_ENTRIES SUPPLIED_:
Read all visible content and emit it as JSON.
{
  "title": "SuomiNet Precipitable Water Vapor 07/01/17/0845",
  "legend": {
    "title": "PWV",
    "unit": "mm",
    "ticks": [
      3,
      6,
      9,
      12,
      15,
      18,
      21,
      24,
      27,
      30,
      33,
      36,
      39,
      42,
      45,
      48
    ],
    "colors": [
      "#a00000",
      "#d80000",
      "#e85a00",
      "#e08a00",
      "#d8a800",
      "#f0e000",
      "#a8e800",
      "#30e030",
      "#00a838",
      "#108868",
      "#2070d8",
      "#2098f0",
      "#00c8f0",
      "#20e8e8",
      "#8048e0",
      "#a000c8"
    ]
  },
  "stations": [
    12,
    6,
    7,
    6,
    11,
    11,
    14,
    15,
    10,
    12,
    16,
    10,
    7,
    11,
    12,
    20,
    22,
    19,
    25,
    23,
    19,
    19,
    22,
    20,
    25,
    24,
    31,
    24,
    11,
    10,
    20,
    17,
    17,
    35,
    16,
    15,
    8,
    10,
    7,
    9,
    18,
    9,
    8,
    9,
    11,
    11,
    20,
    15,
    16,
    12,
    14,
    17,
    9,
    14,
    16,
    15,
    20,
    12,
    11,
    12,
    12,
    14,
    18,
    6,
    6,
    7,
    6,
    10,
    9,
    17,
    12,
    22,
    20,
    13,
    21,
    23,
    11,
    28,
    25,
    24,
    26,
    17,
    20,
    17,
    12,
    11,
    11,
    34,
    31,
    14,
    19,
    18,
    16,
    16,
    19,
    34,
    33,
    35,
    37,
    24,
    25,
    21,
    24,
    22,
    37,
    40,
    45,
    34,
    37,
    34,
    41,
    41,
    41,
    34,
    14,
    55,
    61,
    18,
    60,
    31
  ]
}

_WHAT THE EXERCISE ASKS_:
Gather from the data above every line with the string "title".

_EXERCISE ANSWER_:
  "title": "SuomiNet Precipitable Water Vapor 07/01/17/0845",
    "title": "PWV",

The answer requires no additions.